▶ _Problem to work on_:
Locate the lines where "والله" occurs and copy them as they stand.

▶ _Records provided_:

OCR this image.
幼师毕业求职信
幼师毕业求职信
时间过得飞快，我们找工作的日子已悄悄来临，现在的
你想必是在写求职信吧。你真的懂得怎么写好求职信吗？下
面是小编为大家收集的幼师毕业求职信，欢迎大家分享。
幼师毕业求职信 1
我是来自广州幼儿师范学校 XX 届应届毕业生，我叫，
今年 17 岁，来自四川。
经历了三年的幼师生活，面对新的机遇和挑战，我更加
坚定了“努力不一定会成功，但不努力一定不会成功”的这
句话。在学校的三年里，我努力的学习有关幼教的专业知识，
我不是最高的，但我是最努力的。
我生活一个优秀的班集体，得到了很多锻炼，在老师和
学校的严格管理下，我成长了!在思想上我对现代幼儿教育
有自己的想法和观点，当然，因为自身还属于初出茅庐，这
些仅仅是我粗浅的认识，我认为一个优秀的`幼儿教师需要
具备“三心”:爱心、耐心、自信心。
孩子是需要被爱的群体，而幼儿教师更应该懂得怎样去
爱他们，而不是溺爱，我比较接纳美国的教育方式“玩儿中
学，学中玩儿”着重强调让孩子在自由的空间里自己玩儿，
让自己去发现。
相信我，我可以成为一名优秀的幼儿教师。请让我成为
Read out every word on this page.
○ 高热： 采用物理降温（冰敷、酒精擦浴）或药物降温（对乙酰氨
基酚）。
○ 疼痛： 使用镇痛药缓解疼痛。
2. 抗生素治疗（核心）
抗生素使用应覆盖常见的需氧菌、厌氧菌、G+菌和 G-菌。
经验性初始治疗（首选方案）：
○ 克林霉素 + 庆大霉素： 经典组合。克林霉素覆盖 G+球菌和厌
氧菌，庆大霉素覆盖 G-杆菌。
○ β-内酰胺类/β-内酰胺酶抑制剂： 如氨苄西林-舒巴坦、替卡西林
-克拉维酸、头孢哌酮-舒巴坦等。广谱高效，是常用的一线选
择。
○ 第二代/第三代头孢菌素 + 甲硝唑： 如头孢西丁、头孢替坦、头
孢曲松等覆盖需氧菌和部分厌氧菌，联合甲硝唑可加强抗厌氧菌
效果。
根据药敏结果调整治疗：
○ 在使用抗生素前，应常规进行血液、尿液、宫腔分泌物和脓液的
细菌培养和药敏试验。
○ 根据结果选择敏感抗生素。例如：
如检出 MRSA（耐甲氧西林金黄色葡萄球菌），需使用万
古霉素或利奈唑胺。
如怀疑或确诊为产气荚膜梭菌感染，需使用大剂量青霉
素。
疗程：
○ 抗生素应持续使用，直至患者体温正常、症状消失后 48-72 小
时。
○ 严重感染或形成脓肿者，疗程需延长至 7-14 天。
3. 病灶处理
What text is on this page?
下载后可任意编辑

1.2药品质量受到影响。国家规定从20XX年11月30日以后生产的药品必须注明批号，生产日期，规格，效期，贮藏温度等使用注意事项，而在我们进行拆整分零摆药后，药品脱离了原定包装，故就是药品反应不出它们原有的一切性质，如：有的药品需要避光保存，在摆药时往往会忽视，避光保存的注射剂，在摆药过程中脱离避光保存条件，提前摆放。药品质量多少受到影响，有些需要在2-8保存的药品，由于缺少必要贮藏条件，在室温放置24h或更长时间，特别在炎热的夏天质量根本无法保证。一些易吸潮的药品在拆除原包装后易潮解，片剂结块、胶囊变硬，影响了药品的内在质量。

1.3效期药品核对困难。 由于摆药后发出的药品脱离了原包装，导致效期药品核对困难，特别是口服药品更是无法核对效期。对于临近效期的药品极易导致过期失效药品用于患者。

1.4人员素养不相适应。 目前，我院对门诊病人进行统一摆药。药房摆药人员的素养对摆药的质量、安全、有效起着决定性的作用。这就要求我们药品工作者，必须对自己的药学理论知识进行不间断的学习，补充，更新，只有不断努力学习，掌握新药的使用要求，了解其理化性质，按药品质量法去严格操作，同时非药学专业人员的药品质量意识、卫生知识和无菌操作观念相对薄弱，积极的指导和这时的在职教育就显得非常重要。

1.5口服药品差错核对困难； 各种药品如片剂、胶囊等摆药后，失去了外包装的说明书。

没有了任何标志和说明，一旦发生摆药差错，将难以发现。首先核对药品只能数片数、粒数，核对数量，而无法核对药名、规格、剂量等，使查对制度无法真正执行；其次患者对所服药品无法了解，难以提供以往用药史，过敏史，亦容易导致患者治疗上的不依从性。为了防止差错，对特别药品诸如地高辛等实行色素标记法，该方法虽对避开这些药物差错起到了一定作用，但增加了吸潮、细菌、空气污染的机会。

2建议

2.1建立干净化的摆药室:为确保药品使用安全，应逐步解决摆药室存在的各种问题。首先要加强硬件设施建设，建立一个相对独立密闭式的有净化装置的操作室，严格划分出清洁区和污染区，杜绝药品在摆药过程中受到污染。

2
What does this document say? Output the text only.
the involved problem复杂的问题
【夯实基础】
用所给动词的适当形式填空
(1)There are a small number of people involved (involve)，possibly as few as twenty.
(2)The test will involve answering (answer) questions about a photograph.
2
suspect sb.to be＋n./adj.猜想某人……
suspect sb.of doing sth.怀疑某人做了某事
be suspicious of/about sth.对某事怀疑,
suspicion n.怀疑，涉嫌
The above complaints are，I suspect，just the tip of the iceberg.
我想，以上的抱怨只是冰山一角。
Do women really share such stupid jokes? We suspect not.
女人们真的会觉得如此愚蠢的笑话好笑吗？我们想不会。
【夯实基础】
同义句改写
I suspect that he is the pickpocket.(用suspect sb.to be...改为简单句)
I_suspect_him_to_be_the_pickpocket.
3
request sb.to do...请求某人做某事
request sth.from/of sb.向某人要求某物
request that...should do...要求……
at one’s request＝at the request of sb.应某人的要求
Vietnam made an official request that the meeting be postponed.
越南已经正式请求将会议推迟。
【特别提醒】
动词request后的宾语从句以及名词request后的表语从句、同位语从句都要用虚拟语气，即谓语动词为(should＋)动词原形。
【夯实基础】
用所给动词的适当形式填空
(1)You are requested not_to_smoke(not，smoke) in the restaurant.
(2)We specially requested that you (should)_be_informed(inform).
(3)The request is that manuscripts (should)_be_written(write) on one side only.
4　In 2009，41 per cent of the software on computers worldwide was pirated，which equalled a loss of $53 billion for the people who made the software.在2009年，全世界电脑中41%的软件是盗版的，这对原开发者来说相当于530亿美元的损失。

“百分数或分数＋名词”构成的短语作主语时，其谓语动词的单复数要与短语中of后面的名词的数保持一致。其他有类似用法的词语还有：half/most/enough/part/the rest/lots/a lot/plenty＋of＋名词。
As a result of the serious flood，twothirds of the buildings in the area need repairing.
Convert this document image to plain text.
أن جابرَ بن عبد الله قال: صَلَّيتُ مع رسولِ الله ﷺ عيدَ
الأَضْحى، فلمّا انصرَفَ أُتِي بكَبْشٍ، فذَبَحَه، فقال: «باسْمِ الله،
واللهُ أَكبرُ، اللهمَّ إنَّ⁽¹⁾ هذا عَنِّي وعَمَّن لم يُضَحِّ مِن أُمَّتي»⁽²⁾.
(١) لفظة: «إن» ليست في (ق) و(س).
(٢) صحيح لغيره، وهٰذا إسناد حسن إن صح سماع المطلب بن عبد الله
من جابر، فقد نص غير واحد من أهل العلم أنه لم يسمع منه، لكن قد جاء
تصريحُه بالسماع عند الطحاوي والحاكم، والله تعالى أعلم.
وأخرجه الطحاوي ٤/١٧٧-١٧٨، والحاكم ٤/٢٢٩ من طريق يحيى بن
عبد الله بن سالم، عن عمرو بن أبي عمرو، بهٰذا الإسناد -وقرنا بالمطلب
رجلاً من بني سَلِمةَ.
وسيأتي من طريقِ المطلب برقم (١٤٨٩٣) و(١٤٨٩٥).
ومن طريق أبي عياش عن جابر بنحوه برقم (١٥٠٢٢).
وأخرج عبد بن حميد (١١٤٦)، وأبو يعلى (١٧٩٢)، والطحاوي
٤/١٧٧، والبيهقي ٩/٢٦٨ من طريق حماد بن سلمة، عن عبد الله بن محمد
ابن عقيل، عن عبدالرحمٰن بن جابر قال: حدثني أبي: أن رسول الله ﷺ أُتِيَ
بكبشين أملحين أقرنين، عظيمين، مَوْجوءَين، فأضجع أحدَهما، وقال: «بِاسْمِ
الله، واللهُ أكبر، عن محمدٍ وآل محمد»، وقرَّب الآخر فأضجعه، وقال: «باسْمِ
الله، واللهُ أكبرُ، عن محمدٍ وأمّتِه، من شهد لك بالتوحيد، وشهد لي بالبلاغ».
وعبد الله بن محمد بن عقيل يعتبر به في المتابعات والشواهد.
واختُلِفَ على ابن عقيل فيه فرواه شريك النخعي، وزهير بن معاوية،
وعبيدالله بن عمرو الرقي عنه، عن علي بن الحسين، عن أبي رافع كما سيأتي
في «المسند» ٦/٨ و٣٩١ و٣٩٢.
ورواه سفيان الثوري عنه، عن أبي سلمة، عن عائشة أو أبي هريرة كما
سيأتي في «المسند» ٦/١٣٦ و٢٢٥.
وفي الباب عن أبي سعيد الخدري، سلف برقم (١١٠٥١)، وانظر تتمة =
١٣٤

▶ _Answer to the problem_:
واللهُ أَكبرُ، اللهمَّ إنَّ⁽¹⁾ هذا عَنِّي وعَمَّن لم يُضَحِّ مِن أُمَّتي»⁽²⁾.
تصريحُه بالسماع عند الطحاوي والحاكم، والله تعالى أعلم.
الله، واللهُ أكبر، عن محمدٍ وآل محمد»، وقرَّب الآخر فأضجعه، وقال: «باسْمِ
الله، واللهُ أكبرُ، عن محمدٍ وأمّتِه، من شهد لك بالتوحيد، وشهد لي بالبلاغ».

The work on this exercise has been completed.